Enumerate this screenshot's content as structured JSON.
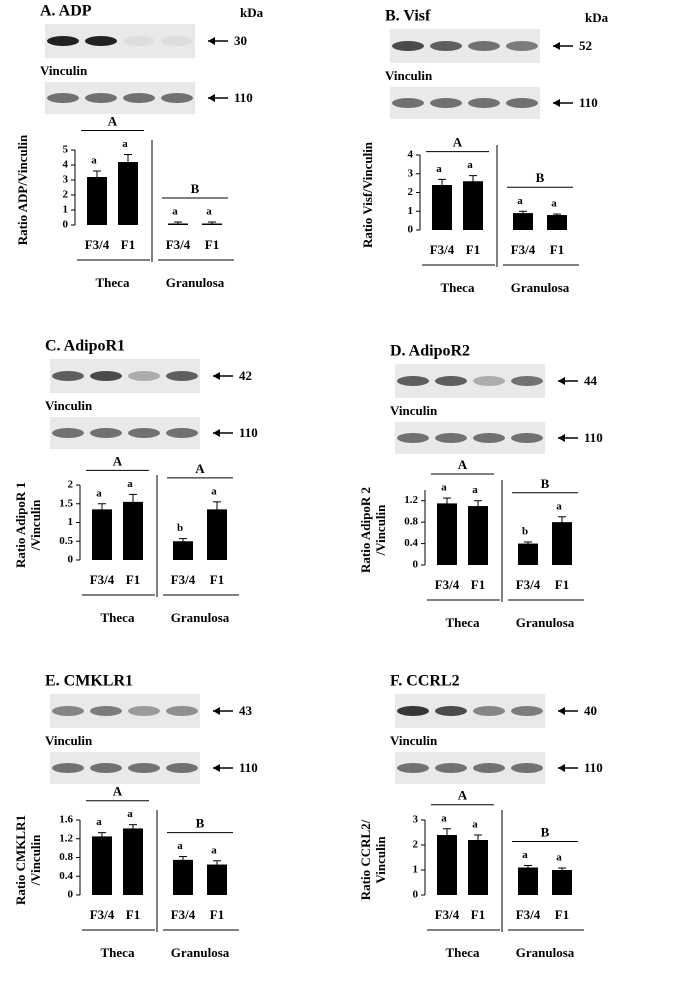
{
  "chart_data": [
    {
      "type": "bar",
      "title": "A. ADP",
      "unit_label": "kDa",
      "target_label": "30",
      "loading_control": "Vinculin",
      "loading_label": "110",
      "ylabel": [
        "Ratio ADP/Vinculin"
      ],
      "categories": [
        "F3/4",
        "F1",
        "F3/4",
        "F1"
      ],
      "groups": [
        "Theca",
        "Granulosa"
      ],
      "group_letters": [
        "A",
        "B"
      ],
      "letters": [
        "a",
        "a",
        "a",
        "a"
      ],
      "values": [
        3.2,
        4.2,
        0.1,
        0.1
      ],
      "errors": [
        0.4,
        0.5,
        0.1,
        0.1
      ],
      "color": "#000000",
      "ylim": [
        0,
        5
      ],
      "yticks": [
        0,
        1,
        2,
        3,
        4,
        5
      ]
    },
    {
      "type": "bar",
      "title": "B. Visf",
      "unit_label": "kDa",
      "target_label": "52",
      "loading_control": "Vinculin",
      "loading_label": "110",
      "ylabel": [
        "Ratio Visf/Vinculin"
      ],
      "categories": [
        "F3/4",
        "F1",
        "F3/4",
        "F1"
      ],
      "groups": [
        "Theca",
        "Granulosa"
      ],
      "group_letters": [
        "A",
        "B"
      ],
      "letters": [
        "a",
        "a",
        "a",
        "a"
      ],
      "values": [
        2.4,
        2.6,
        0.9,
        0.8
      ],
      "errors": [
        0.3,
        0.3,
        0.1,
        0.05
      ],
      "color": "#000000",
      "ylim": [
        0,
        4
      ],
      "yticks": [
        0,
        1,
        2,
        3,
        4
      ]
    },
    {
      "type": "bar",
      "title": "C. AdipoR1",
      "target_label": "42",
      "loading_control": "Vinculin",
      "loading_label": "110",
      "ylabel": [
        "Ratio AdipoR 1",
        "/Vinculin"
      ],
      "categories": [
        "F3/4",
        "F1",
        "F3/4",
        "F1"
      ],
      "groups": [
        "Theca",
        "Granulosa"
      ],
      "group_letters": [
        "A",
        "A"
      ],
      "letters": [
        "a",
        "a",
        "b",
        "a"
      ],
      "values": [
        1.35,
        1.55,
        0.5,
        1.35
      ],
      "errors": [
        0.15,
        0.2,
        0.07,
        0.2
      ],
      "color": "#000000",
      "ylim": [
        0,
        2
      ],
      "yticks": [
        0,
        0.5,
        1,
        1.5,
        2
      ]
    },
    {
      "type": "bar",
      "title": "D. AdipoR2",
      "target_label": "44",
      "loading_control": "Vinculin",
      "loading_label": "110",
      "ylabel": [
        "Ratio AdipoR 2",
        "/Vinculin"
      ],
      "categories": [
        "F3/4",
        "F1",
        "F3/4",
        "F1"
      ],
      "groups": [
        "Theca",
        "Granulosa"
      ],
      "group_letters": [
        "A",
        "B"
      ],
      "letters": [
        "a",
        "a",
        "b",
        "a"
      ],
      "values": [
        1.15,
        1.1,
        0.4,
        0.8
      ],
      "errors": [
        0.1,
        0.1,
        0.03,
        0.1
      ],
      "color": "#000000",
      "ylim": [
        0,
        1.4
      ],
      "yticks": [
        0,
        0.4,
        0.8,
        1.2
      ]
    },
    {
      "type": "bar",
      "title": "E. CMKLR1",
      "target_label": "43",
      "loading_control": "Vinculin",
      "loading_label": "110",
      "ylabel": [
        "Ratio CMKLR1",
        "/Vinculin"
      ],
      "categories": [
        "F3/4",
        "F1",
        "F3/4",
        "F1"
      ],
      "groups": [
        "Theca",
        "Granulosa"
      ],
      "group_letters": [
        "A",
        "B"
      ],
      "letters": [
        "a",
        "a",
        "a",
        "a"
      ],
      "values": [
        1.25,
        1.42,
        0.75,
        0.65
      ],
      "errors": [
        0.08,
        0.08,
        0.07,
        0.08
      ],
      "color": "#000000",
      "ylim": [
        0,
        1.6
      ],
      "yticks": [
        0,
        0.4,
        0.8,
        1.2,
        1.6
      ]
    },
    {
      "type": "bar",
      "title": "F. CCRL2",
      "target_label": "40",
      "loading_control": "Vinculin",
      "loading_label": "110",
      "ylabel": [
        "Ratio CCRL2/",
        "Vinculin"
      ],
      "categories": [
        "F3/4",
        "F1",
        "F3/4",
        "F1"
      ],
      "groups": [
        "Theca",
        "Granulosa"
      ],
      "group_letters": [
        "A",
        "B"
      ],
      "letters": [
        "a",
        "a",
        "a",
        "a"
      ],
      "values": [
        2.4,
        2.2,
        1.1,
        1.0
      ],
      "errors": [
        0.25,
        0.2,
        0.08,
        0.08
      ],
      "color": "#000000",
      "ylim": [
        0,
        3
      ],
      "yticks": [
        0,
        1,
        2,
        3
      ]
    }
  ]
}
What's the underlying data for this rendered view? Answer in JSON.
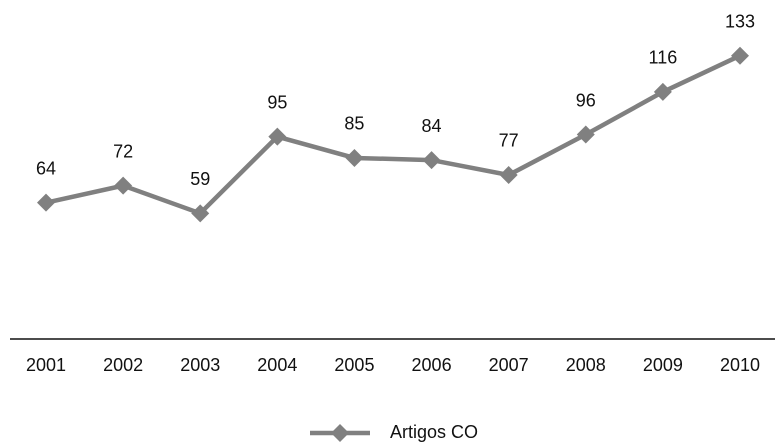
{
  "chart_data": {
    "type": "line",
    "categories": [
      "2001",
      "2002",
      "2003",
      "2004",
      "2005",
      "2006",
      "2007",
      "2008",
      "2009",
      "2010"
    ],
    "series": [
      {
        "name": "Artigos CO",
        "color": "#808080",
        "values": [
          64,
          72,
          59,
          95,
          85,
          84,
          77,
          96,
          116,
          133
        ]
      }
    ],
    "ylim": [
      0,
      150
    ],
    "legend": "bottom"
  }
}
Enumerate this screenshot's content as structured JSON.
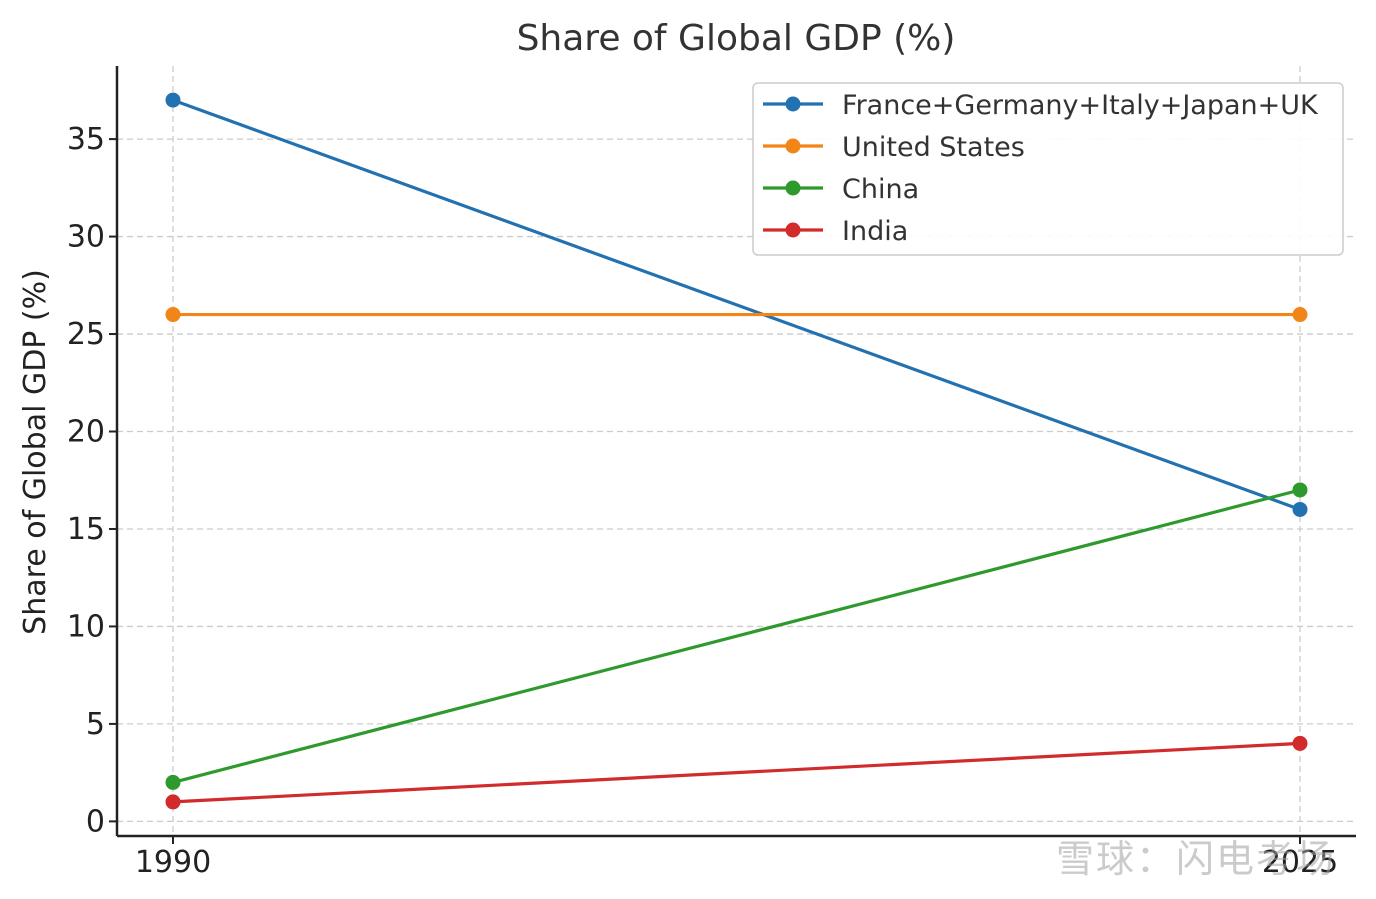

**Goal**
Without the pictures, return all the records precisely as they stand.

**Solved problem**
Enumerate this screenshot's content as structured JSON.
{
  "chart_data": [
    {
      "type": "bar",
      "title": "A. ADP",
      "unit_label": "kDa",
      "target_label": "30",
      "loading_control": "Vinculin",
      "loading_label": "110",
      "ylabel": [
        "Ratio ADP/Vinculin"
      ],
      "categories": [
        "F3/4",
        "F1",
        "F3/4",
        "F1"
      ],
      "groups": [
        "Theca",
        "Granulosa"
      ],
      "group_letters": [
        "A",
        "B"
      ],
      "letters": [
        "a",
        "a",
        "a",
        "a"
      ],
      "values": [
        3.2,
        4.2,
        0.1,
        0.1
      ],
      "errors": [
        0.4,
        0.5,
        0.1,
        0.1
      ],
      "color": "#000000",
      "ylim": [
        0,
        5
      ],
      "yticks": [
        0,
        1,
        2,
        3,
        4,
        5
      ]
    },
    {
      "type": "bar",
      "title": "B. Visf",
      "unit_label": "kDa",
      "target_label": "52",
      "loading_control": "Vinculin",
      "loading_label": "110",
      "ylabel": [
        "Ratio Visf/Vinculin"
      ],
      "categories": [
        "F3/4",
        "F1",
        "F3/4",
        "F1"
      ],
      "groups": [
        "Theca",
        "Granulosa"
      ],
      "group_letters": [
        "A",
        "B"
      ],
      "letters": [
        "a",
        "a",
        "a",
        "a"
      ],
      "values": [
        2.4,
        2.6,
        0.9,
        0.8
      ],
      "errors": [
        0.3,
        0.3,
        0.1,
        0.05
      ],
      "color": "#000000",
      "ylim": [
        0,
        4
      ],
      "yticks": [
        0,
        1,
        2,
        3,
        4
      ]
    },
    {
      "type": "bar",
      "title": "C. AdipoR1",
      "target_label": "42",
      "loading_control": "Vinculin",
      "loading_label": "110",
      "ylabel": [
        "Ratio AdipoR 1",
        "/Vinculin"
      ],
      "categories": [
        "F3/4",
        "F1",
        "F3/4",
        "F1"
      ],
      "groups": [
        "Theca",
        "Granulosa"
      ],
      "group_letters": [
        "A",
        "A"
      ],
      "letters": [
        "a",
        "a",
        "b",
        "a"
      ],
      "values": [
        1.35,
        1.55,
        0.5,
        1.35
      ],
      "errors": [
        0.15,
        0.2,
        0.07,
        0.2
      ],
      "color": "#000000",
      "ylim": [
        0,
        2
      ],
      "yticks": [
        0,
        0.5,
        1,
        1.5,
        2
      ]
    },
    {
      "type": "bar",
      "title": "D. AdipoR2",
      "target_label": "44",
      "loading_control": "Vinculin",
      "loading_label": "110",
      "ylabel": [
        "Ratio AdipoR 2",
        "/Vinculin"
      ],
      "categories": [
        "F3/4",
        "F1",
        "F3/4",
        "F1"
      ],
      "groups": [
        "Theca",
        "Granulosa"
      ],
      "group_letters": [
        "A",
        "B"
      ],
      "letters": [
        "a",
        "a",
        "b",
        "a"
      ],
      "values": [
        1.15,
        1.1,
        0.4,
        0.8
      ],
      "errors": [
        0.1,
        0.1,
        0.03,
        0.1
      ],
      "color": "#000000",
      "ylim": [
        0,
        1.4
      ],
      "yticks": [
        0,
        0.4,
        0.8,
        1.2
      ]
    },
    {
      "type": "bar",
      "title": "E. CMKLR1",
      "target_label": "43",
      "loading_control": "Vinculin",
      "loading_label": "110",
      "ylabel": [
        "Ratio CMKLR1",
        "/Vinculin"
      ],
      "categories": [
        "F3/4",
        "F1",
        "F3/4",
        "F1"
      ],
      "groups": [
        "Theca",
        "Granulosa"
      ],
      "group_letters": [
        "A",
        "B"
      ],
      "letters": [
        "a",
        "a",
        "a",
        "a"
      ],
      "values": [
        1.25,
        1.42,
        0.75,
        0.65
      ],
      "errors": [
        0.08,
        0.08,
        0.07,
        0.08
      ],
      "color": "#000000",
      "ylim": [
        0,
        1.6
      ],
      "yticks": [
        0,
        0.4,
        0.8,
        1.2,
        1.6
      ]
    },
    {
      "type": "bar",
      "title": "F. CCRL2",
      "target_label": "40",
      "loading_control": "Vinculin",
      "loading_label": "110",
      "ylabel": [
        "Ratio CCRL2/",
        "Vinculin"
      ],
      "categories": [
        "F3/4",
        "F1",
        "F3/4",
        "F1"
      ],
      "groups": [
        "Theca",
        "Granulosa"
      ],
      "group_letters": [
        "A",
        "B"
      ],
      "letters": [
        "a",
        "a",
        "a",
        "a"
      ],
      "values": [
        2.4,
        2.2,
        1.1,
        1.0
      ],
      "errors": [
        0.25,
        0.2,
        0.08,
        0.08
      ],
      "color": "#000000",
      "ylim": [
        0,
        3
      ],
      "yticks": [
        0,
        1,
        2,
        3
      ]
    }
  ]
}
What's the underlying data for this rendered view? Answer in JSON.
{
  "chart_data": {
    "type": "line",
    "categories": [
      "2001",
      "2002",
      "2003",
      "2004",
      "2005",
      "2006",
      "2007",
      "2008",
      "2009",
      "2010"
    ],
    "series": [
      {
        "name": "Artigos CO",
        "color": "#808080",
        "values": [
          64,
          72,
          59,
          95,
          85,
          84,
          77,
          96,
          116,
          133
        ]
      }
    ],
    "ylim": [
      0,
      150
    ],
    "legend": "bottom"
  }
}
Enumerate this screenshot's content as structured JSON.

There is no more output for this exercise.